◆ **WRITTEN TASK**: All records below must be retyped exactly.

◆ **Source data**:
——————————
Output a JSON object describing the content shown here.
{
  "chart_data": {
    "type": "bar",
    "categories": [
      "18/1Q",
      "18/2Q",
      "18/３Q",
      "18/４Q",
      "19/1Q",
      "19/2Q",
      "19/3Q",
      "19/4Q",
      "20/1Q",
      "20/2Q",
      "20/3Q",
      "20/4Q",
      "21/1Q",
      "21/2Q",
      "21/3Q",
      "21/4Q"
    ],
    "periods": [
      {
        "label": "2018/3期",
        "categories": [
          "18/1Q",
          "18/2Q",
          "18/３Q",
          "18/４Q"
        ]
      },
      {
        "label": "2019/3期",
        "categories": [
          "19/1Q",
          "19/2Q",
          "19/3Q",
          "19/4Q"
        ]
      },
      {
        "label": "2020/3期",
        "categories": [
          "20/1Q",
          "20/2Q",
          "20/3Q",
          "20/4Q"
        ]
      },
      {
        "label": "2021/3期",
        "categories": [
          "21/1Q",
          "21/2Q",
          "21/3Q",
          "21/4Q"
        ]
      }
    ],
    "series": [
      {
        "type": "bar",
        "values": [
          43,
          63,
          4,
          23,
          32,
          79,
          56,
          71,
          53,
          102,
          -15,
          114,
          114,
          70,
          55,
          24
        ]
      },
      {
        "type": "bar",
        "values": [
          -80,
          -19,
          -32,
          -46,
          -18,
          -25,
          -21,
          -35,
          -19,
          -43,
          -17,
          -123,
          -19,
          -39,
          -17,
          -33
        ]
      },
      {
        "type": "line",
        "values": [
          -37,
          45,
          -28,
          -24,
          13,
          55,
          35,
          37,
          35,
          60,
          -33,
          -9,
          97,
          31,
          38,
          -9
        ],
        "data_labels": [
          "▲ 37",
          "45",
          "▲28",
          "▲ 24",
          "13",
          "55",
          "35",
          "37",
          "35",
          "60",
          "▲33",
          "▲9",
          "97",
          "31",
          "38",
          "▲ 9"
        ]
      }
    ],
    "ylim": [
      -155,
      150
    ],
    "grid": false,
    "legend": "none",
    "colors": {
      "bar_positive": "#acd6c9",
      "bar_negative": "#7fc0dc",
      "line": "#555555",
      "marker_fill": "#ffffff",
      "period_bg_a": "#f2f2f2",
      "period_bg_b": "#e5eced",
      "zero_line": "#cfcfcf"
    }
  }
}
——————————
◆ **FINISHED ANSWER**:
Output a JSON object describing the content shown here.
{
  "chart_data": {
    "type": "bar",
    "categories": [
      "18/1Q",
      "18/2Q",
      "18/３Q",
      "18/４Q",
      "19/1Q",
      "19/2Q",
      "19/3Q",
      "19/4Q",
      "20/1Q",
      "20/2Q",
      "20/3Q",
      "20/4Q",
      "21/1Q",
      "21/2Q",
      "21/3Q",
      "21/4Q"
    ],
    "periods": [
      {
        "label": "2018/3期",
        "categories": [
          "18/1Q",
          "18/2Q",
          "18/３Q",
          "18/４Q"
        ]
      },
      {
        "label": "2019/3期",
        "categories": [
          "19/1Q",
          "19/2Q",
          "19/3Q",
          "19/4Q"
        ]
      },
      {
        "label": "2020/3期",
        "categories": [
          "20/1Q",
          "20/2Q",
          "20/3Q",
          "20/4Q"
        ]
      },
      {
        "label": "2021/3期",
        "categories": [
          "21/1Q",
          "21/2Q",
          "21/3Q",
          "21/4Q"
        ]
      }
    ],
    "series": [
      {
        "type": "bar",
        "values": [
          43,
          63,
          4,
          23,
          32,
          79,
          56,
          71,
          53,
          102,
          -15,
          114,
          114,
          70,
          55,
          24
        ]
      },
      {
        "type": "bar",
        "values": [
          -80,
          -19,
          -32,
          -46,
          -18,
          -25,
          -21,
          -35,
          -19,
          -43,
          -17,
          -123,
          -19,
          -39,
          -17,
          -33
        ]
      },
      {
        "type": "line",
        "values": [
          -37,
          45,
          -28,
          -24,
          13,
          55,
          35,
          37,
          35,
          60,
          -33,
          -9,
          97,
          31,
          38,
          -9
        ],
        "data_labels": [
          "▲ 37",
          "45",
          "▲28",
          "▲ 24",
          "13",
          "55",
          "35",
          "37",
          "35",
          "60",
          "▲33",
          "▲9",
          "97",
          "31",
          "38",
          "▲ 9"
        ]
      }
    ],
    "ylim": [
      -155,
      150
    ],
    "grid": false,
    "legend": "none",
    "colors": {
      "bar_positive": "#acd6c9",
      "bar_negative": "#7fc0dc",
      "line": "#555555",
      "marker_fill": "#ffffff",
      "period_bg_a": "#f2f2f2",
      "period_bg_b": "#e5eced",
      "zero_line": "#cfcfcf"
    }
  }
}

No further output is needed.